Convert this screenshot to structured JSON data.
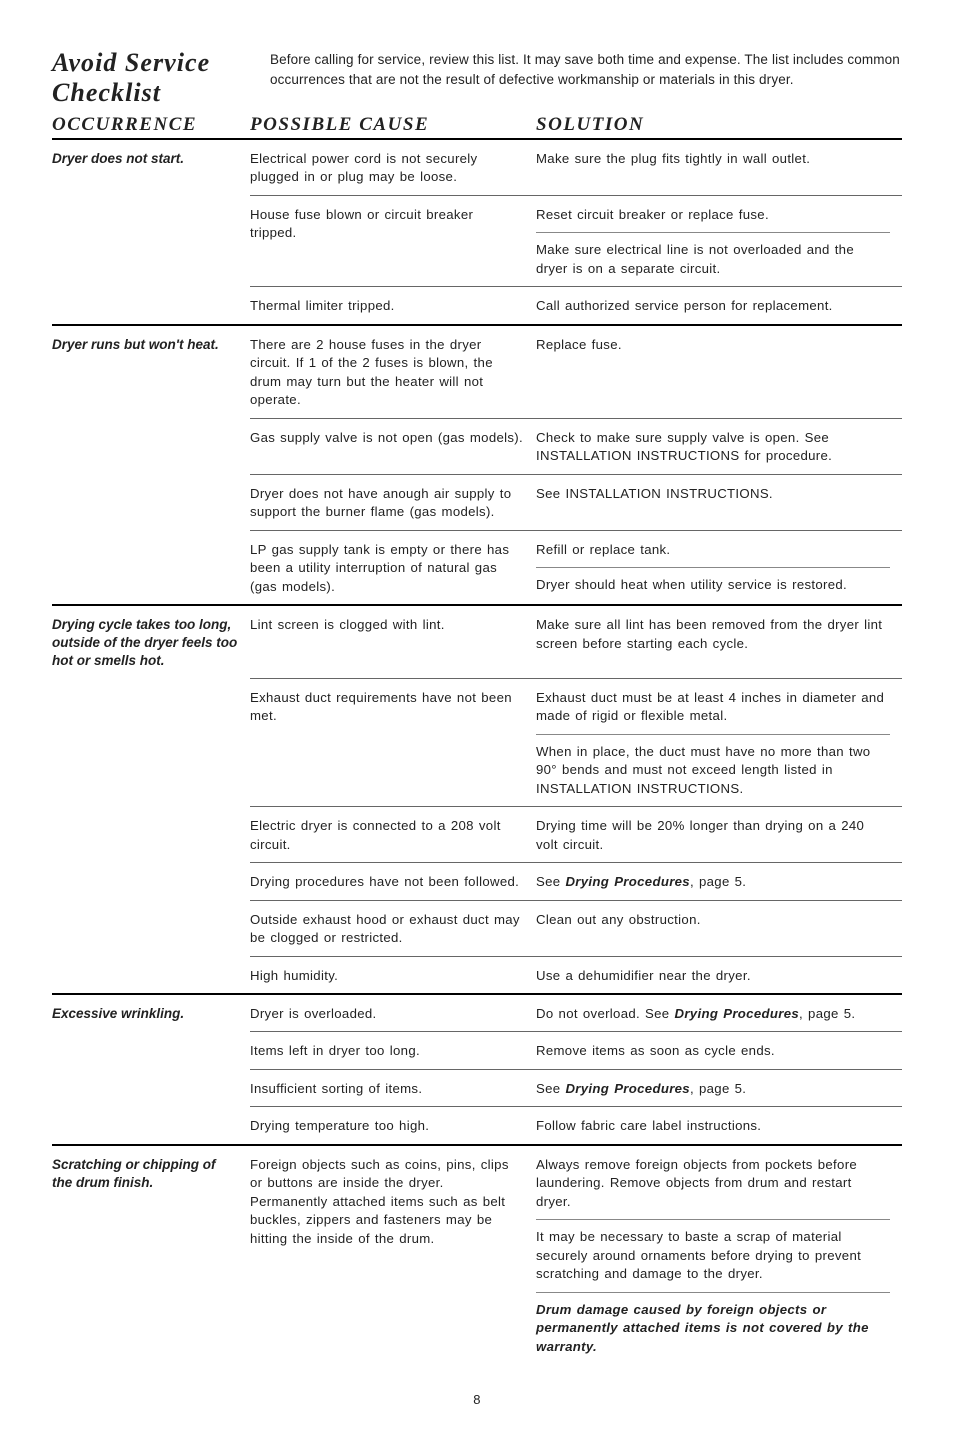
{
  "title": "Avoid Service Checklist",
  "intro": "Before calling for service, review this list. It may save both time and expense. The list includes common occurrences that are not the result of defective workmanship or materials in this dryer.",
  "headers": {
    "occurrence": "OCCURRENCE",
    "cause": "POSSIBLE CAUSE",
    "solution": "SOLUTION"
  },
  "page_number": "8",
  "dry_proc_label": "Drying Procedures",
  "sections": [
    {
      "occurrence": "Dryer does not start.",
      "rows": [
        {
          "cause": "Electrical power cord is not securely plugged in or plug may be loose.",
          "solutions": [
            "Make sure the plug fits tightly in wall outlet."
          ]
        },
        {
          "cause": "House fuse blown or circuit breaker tripped.",
          "solutions": [
            "Reset circuit breaker or replace fuse.",
            "Make sure electrical line is not overloaded and the dryer is on a separate circuit."
          ]
        },
        {
          "cause": "Thermal limiter tripped.",
          "solutions": [
            "Call authorized service person for replacement."
          ]
        }
      ]
    },
    {
      "occurrence": "Dryer runs but won't heat.",
      "rows": [
        {
          "cause": "There are 2 house fuses in the dryer circuit. If 1 of the 2 fuses is blown, the drum may turn but the heater will not operate.",
          "solutions": [
            "Replace fuse."
          ]
        },
        {
          "cause": "Gas supply valve is not open (gas models).",
          "solutions": [
            "Check to make sure supply valve is open. See INSTALLATION INSTRUCTIONS for procedure."
          ]
        },
        {
          "cause": "Dryer does not have anough air supply to support the burner flame (gas models).",
          "solutions": [
            "See INSTALLATION INSTRUCTIONS."
          ]
        },
        {
          "cause": "LP gas supply tank is empty or there has been a utility interruption of natural gas (gas models).",
          "solutions": [
            "Refill or replace tank.",
            "Dryer should heat when utility service is restored."
          ]
        }
      ]
    },
    {
      "occurrence": "Drying cycle takes too long, outside of the dryer feels too hot or smells hot.",
      "rows": [
        {
          "cause": "Lint screen is clogged with lint.",
          "solutions": [
            "Make sure all lint has been removed from the dryer lint screen before starting each cycle."
          ]
        },
        {
          "cause": "Exhaust duct requirements have not been met.",
          "solutions": [
            "Exhaust duct must be at least 4 inches in diameter and made of rigid or flexible metal.",
            "When in place, the duct must have no more than two 90° bends and must not exceed length listed in INSTALLATION INSTRUCTIONS."
          ]
        },
        {
          "cause": "Electric dryer is connected to a 208 volt circuit.",
          "solutions": [
            "Drying time will be 20% longer than drying on a 240 volt circuit."
          ]
        },
        {
          "cause": "Drying procedures have not been followed.",
          "solutions": [
            "See <span class=\"emph\">Drying Procedures</span>, page 5."
          ]
        },
        {
          "cause": "Outside exhaust hood or exhaust duct may be clogged or restricted.",
          "solutions": [
            "Clean out any obstruction."
          ]
        },
        {
          "cause": "High humidity.",
          "solutions": [
            "Use a dehumidifier near the dryer."
          ]
        }
      ]
    },
    {
      "occurrence": "Excessive wrinkling.",
      "rows": [
        {
          "cause": "Dryer is overloaded.",
          "solutions": [
            "Do not overload. See <span class=\"emph\">Drying Procedures</span>, page 5."
          ]
        },
        {
          "cause": "Items left in dryer too long.",
          "solutions": [
            "Remove items as soon as cycle ends."
          ]
        },
        {
          "cause": "Insufficient sorting of items.",
          "solutions": [
            "See <span class=\"emph\">Drying Procedures</span>, page 5."
          ]
        },
        {
          "cause": "Drying temperature too high.",
          "solutions": [
            "Follow fabric care label instructions."
          ]
        }
      ]
    },
    {
      "occurrence": "Scratching or chipping of the drum finish.",
      "rows": [
        {
          "cause": "Foreign objects such as coins, pins, clips or buttons are inside the dryer.<br>Permanently attached items such as belt buckles, zippers and fasteners may be hitting the inside of the drum.",
          "solutions": [
            "Always remove foreign objects from pockets before laundering. Remove objects from drum and restart dryer.",
            "It may be necessary to baste a scrap of material securely around ornaments before drying to prevent scratching and damage to the dryer.",
            "<span class=\"emph\">Drum damage caused by foreign objects or permanently attached items is not covered by the warranty.</span>"
          ]
        }
      ]
    }
  ]
}
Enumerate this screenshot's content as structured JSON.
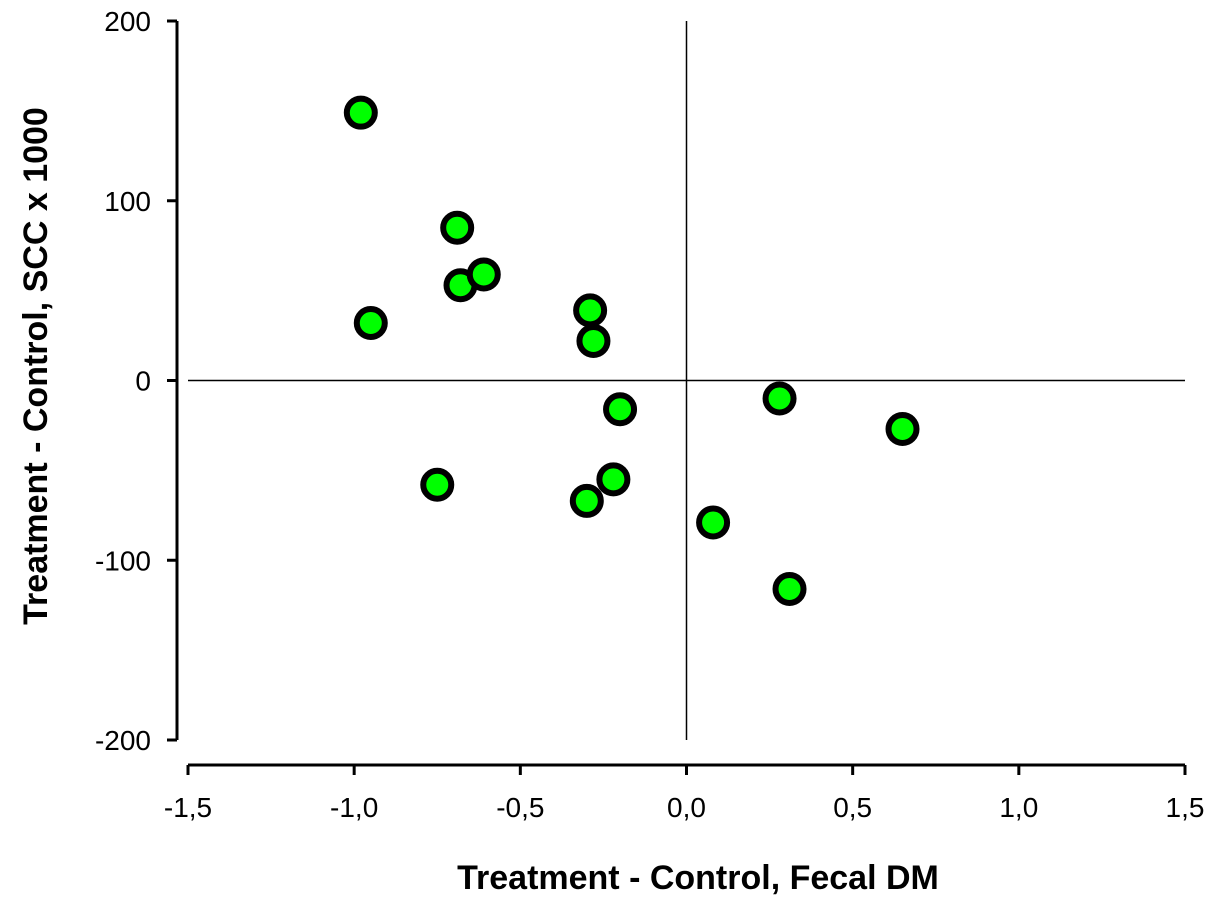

* **TASK DETAILS**: Pictures are excluded; repeat every record exactly.

* **RESPONSE BELOW**:
Convert this screenshot to structured JSON data.
{
  "title": "Avoid Service Checklist",
  "intro": "Before calling for service, review this list. It may save both time and expense. The list includes common occurrences that are not the result of defective workmanship or materials in this dryer.",
  "headers": {
    "occurrence": "OCCURRENCE",
    "cause": "POSSIBLE CAUSE",
    "solution": "SOLUTION"
  },
  "page_number": "8",
  "dry_proc_label": "Drying Procedures",
  "sections": [
    {
      "occurrence": "Dryer does not start.",
      "rows": [
        {
          "cause": "Electrical power cord is not securely plugged in or plug may be loose.",
          "solutions": [
            "Make sure the plug fits tightly in wall outlet."
          ]
        },
        {
          "cause": "House fuse blown or circuit breaker tripped.",
          "solutions": [
            "Reset circuit breaker or replace fuse.",
            "Make sure electrical line is not overloaded and the dryer is on a separate circuit."
          ]
        },
        {
          "cause": "Thermal limiter tripped.",
          "solutions": [
            "Call authorized service person for replacement."
          ]
        }
      ]
    },
    {
      "occurrence": "Dryer runs but won't heat.",
      "rows": [
        {
          "cause": "There are 2 house fuses in the dryer circuit. If 1 of the 2 fuses is blown, the drum may turn but the heater will not operate.",
          "solutions": [
            "Replace fuse."
          ]
        },
        {
          "cause": "Gas supply valve is not open (gas models).",
          "solutions": [
            "Check to make sure supply valve is open. See INSTALLATION INSTRUCTIONS for procedure."
          ]
        },
        {
          "cause": "Dryer does not have anough air supply to support the burner flame (gas models).",
          "solutions": [
            "See INSTALLATION INSTRUCTIONS."
          ]
        },
        {
          "cause": "LP gas supply tank is empty or there has been a utility interruption of natural gas (gas models).",
          "solutions": [
            "Refill or replace tank.",
            "Dryer should heat when utility service is restored."
          ]
        }
      ]
    },
    {
      "occurrence": "Drying cycle takes too long, outside of the dryer feels too hot or smells hot.",
      "rows": [
        {
          "cause": "Lint screen is clogged with lint.",
          "solutions": [
            "Make sure all lint has been removed from the dryer lint screen before starting each cycle."
          ]
        },
        {
          "cause": "Exhaust duct requirements have not been met.",
          "solutions": [
            "Exhaust duct must be at least 4 inches in diameter and made of rigid or flexible metal.",
            "When in place, the duct must have no more than two 90° bends and must not exceed length listed in INSTALLATION INSTRUCTIONS."
          ]
        },
        {
          "cause": "Electric dryer is connected to a 208 volt circuit.",
          "solutions": [
            "Drying time will be 20% longer than drying on a 240 volt circuit."
          ]
        },
        {
          "cause": "Drying procedures have not been followed.",
          "solutions": [
            "See <span class=\"emph\">Drying Procedures</span>, page 5."
          ]
        },
        {
          "cause": "Outside exhaust hood or exhaust duct may be clogged or restricted.",
          "solutions": [
            "Clean out any obstruction."
          ]
        },
        {
          "cause": "High humidity.",
          "solutions": [
            "Use a dehumidifier near the dryer."
          ]
        }
      ]
    },
    {
      "occurrence": "Excessive wrinkling.",
      "rows": [
        {
          "cause": "Dryer is overloaded.",
          "solutions": [
            "Do not overload. See <span class=\"emph\">Drying Procedures</span>, page 5."
          ]
        },
        {
          "cause": "Items left in dryer too long.",
          "solutions": [
            "Remove items as soon as cycle ends."
          ]
        },
        {
          "cause": "Insufficient sorting of items.",
          "solutions": [
            "See <span class=\"emph\">Drying Procedures</span>, page 5."
          ]
        },
        {
          "cause": "Drying temperature too high.",
          "solutions": [
            "Follow fabric care label instructions."
          ]
        }
      ]
    },
    {
      "occurrence": "Scratching or chipping of the drum finish.",
      "rows": [
        {
          "cause": "Foreign objects such as coins, pins, clips or buttons are inside the dryer.<br>Permanently attached items such as belt buckles, zippers and fasteners may be hitting the inside of the drum.",
          "solutions": [
            "Always remove foreign objects from pockets before laundering. Remove objects from drum and restart dryer.",
            "It may be necessary to baste a scrap of material securely around ornaments before drying to prevent scratching and damage to the dryer.",
            "<span class=\"emph\">Drum damage caused by foreign objects or permanently attached items is not covered by the warranty.</span>"
          ]
        }
      ]
    }
  ]
}
Enumerate this screenshot's content as structured JSON.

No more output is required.